» CHALLENGE:
All of the data should be repeated exactly; pictures are not part of the copy.

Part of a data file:
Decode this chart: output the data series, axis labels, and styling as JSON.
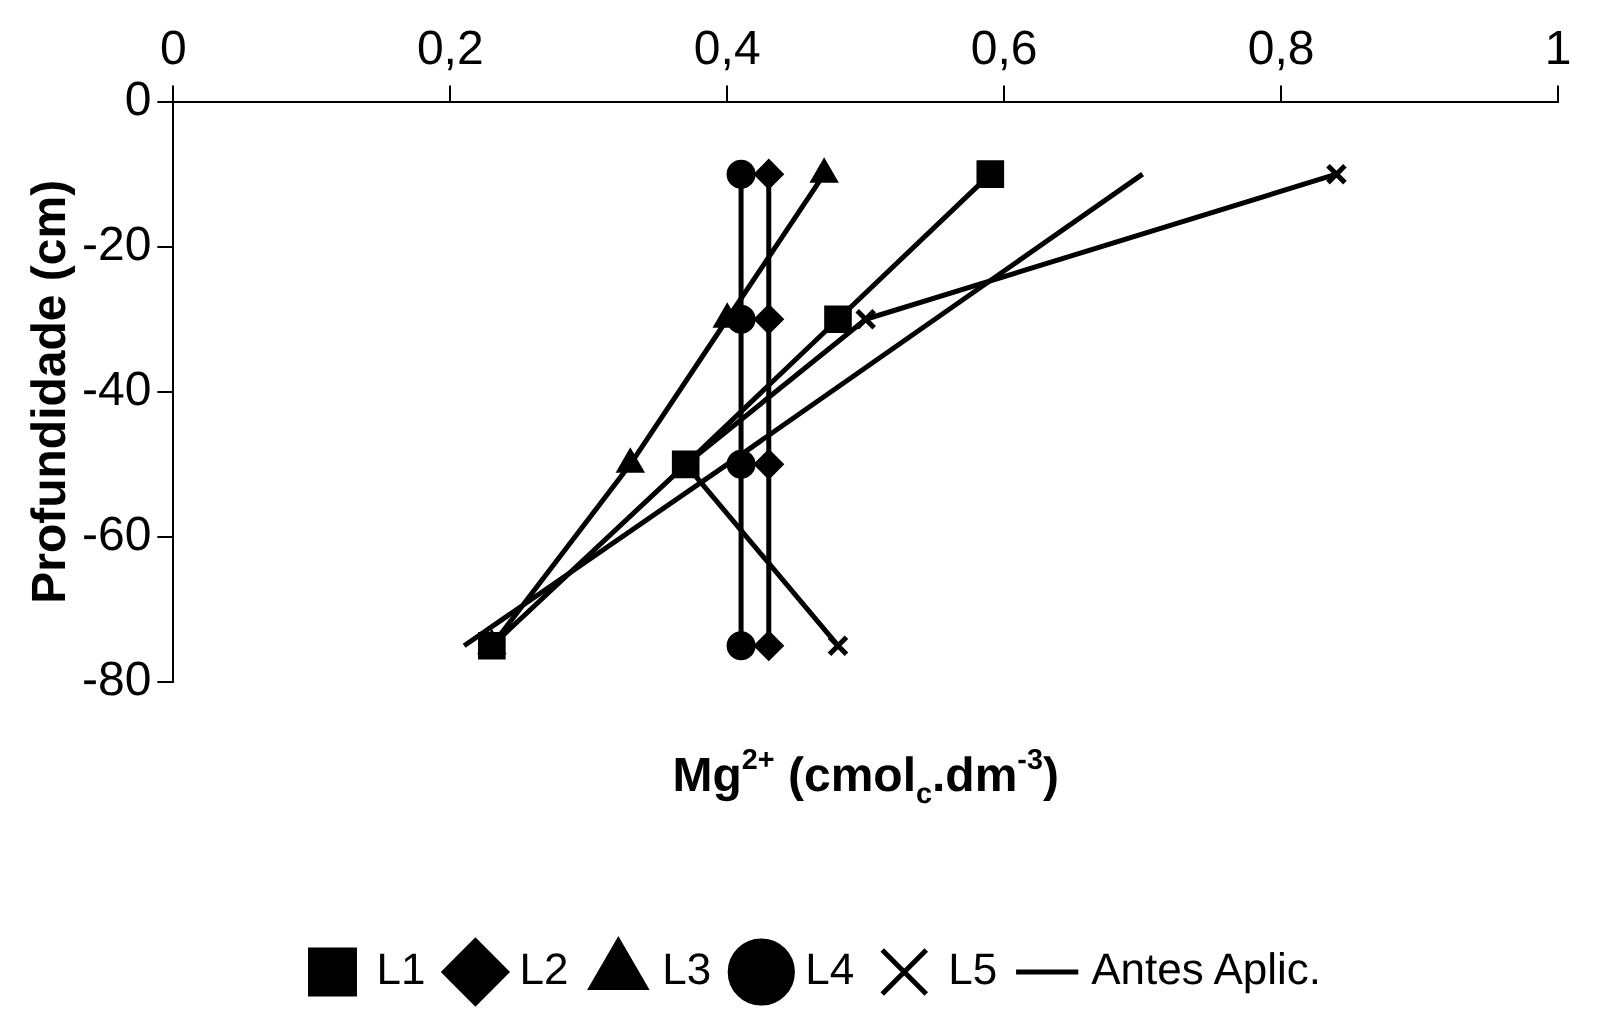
{
  "chart_data": {
    "type": "line",
    "xlabel": "Mg$^{2+}$ (cmol$_{c}$.dm$^{-3}$)",
    "ylabel": "Profundidade (cm)",
    "xlim": [
      0,
      1
    ],
    "xticks": [
      0,
      {
        "value": 0.2,
        "label": "0,2"
      },
      {
        "value": 0.4,
        "label": "0,4"
      },
      {
        "value": 0.6,
        "label": "0,6"
      },
      {
        "value": 0.8,
        "label": "0,8"
      },
      1
    ],
    "ylim": [
      -80,
      0
    ],
    "yticks": [
      0,
      -20,
      -40,
      -60,
      -80
    ],
    "grid": false,
    "legend": "bottom",
    "line_style": "solid",
    "series": [
      {
        "name": "L1",
        "color": "#000000",
        "marker": "square",
        "x": [
          0.59,
          0.48,
          0.37,
          0.23
        ],
        "values": [
          -10,
          -30,
          -50,
          -75
        ]
      },
      {
        "name": "L2",
        "color": "#000000",
        "marker": "diamond",
        "x": [
          0.43,
          0.43,
          0.43,
          0.43
        ],
        "values": [
          -10,
          -30,
          -50,
          -75
        ]
      },
      {
        "name": "L3",
        "color": "#000000",
        "marker": "triangle",
        "x": [
          0.47,
          0.4,
          0.33,
          0.23
        ],
        "values": [
          -10,
          -30,
          -50,
          -75
        ]
      },
      {
        "name": "L4",
        "color": "#000000",
        "marker": "circle",
        "x": [
          0.41,
          0.41,
          0.41,
          0.41
        ],
        "values": [
          -10,
          -30,
          -50,
          -75
        ]
      },
      {
        "name": "L5",
        "color": "#000000",
        "marker": "cross",
        "x": [
          0.84,
          0.5,
          0.37,
          0.48
        ],
        "values": [
          -10,
          -30,
          -50,
          -75
        ]
      },
      {
        "name": "Antes Aplic.",
        "color": "#000000",
        "marker": "none",
        "x": [
          0.7,
          0.55,
          0.4,
          0.21
        ],
        "values": [
          -10,
          -30,
          -50,
          -75
        ]
      }
    ]
  }
}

» REPLY:
Decode this chart: output the data series, axis labels, and styling as JSON.
{
  "chart_data": {
    "type": "line",
    "xlabel": "Mg$^{2+}$ (cmol$_{c}$.dm$^{-3}$)",
    "ylabel": "Profundidade (cm)",
    "xlim": [
      0,
      1
    ],
    "xticks": [
      0,
      {
        "value": 0.2,
        "label": "0,2"
      },
      {
        "value": 0.4,
        "label": "0,4"
      },
      {
        "value": 0.6,
        "label": "0,6"
      },
      {
        "value": 0.8,
        "label": "0,8"
      },
      1
    ],
    "ylim": [
      -80,
      0
    ],
    "yticks": [
      0,
      -20,
      -40,
      -60,
      -80
    ],
    "grid": false,
    "legend": "bottom",
    "line_style": "solid",
    "series": [
      {
        "name": "L1",
        "color": "#000000",
        "marker": "square",
        "x": [
          0.59,
          0.48,
          0.37,
          0.23
        ],
        "values": [
          -10,
          -30,
          -50,
          -75
        ]
      },
      {
        "name": "L2",
        "color": "#000000",
        "marker": "diamond",
        "x": [
          0.43,
          0.43,
          0.43,
          0.43
        ],
        "values": [
          -10,
          -30,
          -50,
          -75
        ]
      },
      {
        "name": "L3",
        "color": "#000000",
        "marker": "triangle",
        "x": [
          0.47,
          0.4,
          0.33,
          0.23
        ],
        "values": [
          -10,
          -30,
          -50,
          -75
        ]
      },
      {
        "name": "L4",
        "color": "#000000",
        "marker": "circle",
        "x": [
          0.41,
          0.41,
          0.41,
          0.41
        ],
        "values": [
          -10,
          -30,
          -50,
          -75
        ]
      },
      {
        "name": "L5",
        "color": "#000000",
        "marker": "cross",
        "x": [
          0.84,
          0.5,
          0.37,
          0.48
        ],
        "values": [
          -10,
          -30,
          -50,
          -75
        ]
      },
      {
        "name": "Antes Aplic.",
        "color": "#000000",
        "marker": "none",
        "x": [
          0.7,
          0.55,
          0.4,
          0.21
        ],
        "values": [
          -10,
          -30,
          -50,
          -75
        ]
      }
    ]
  }
}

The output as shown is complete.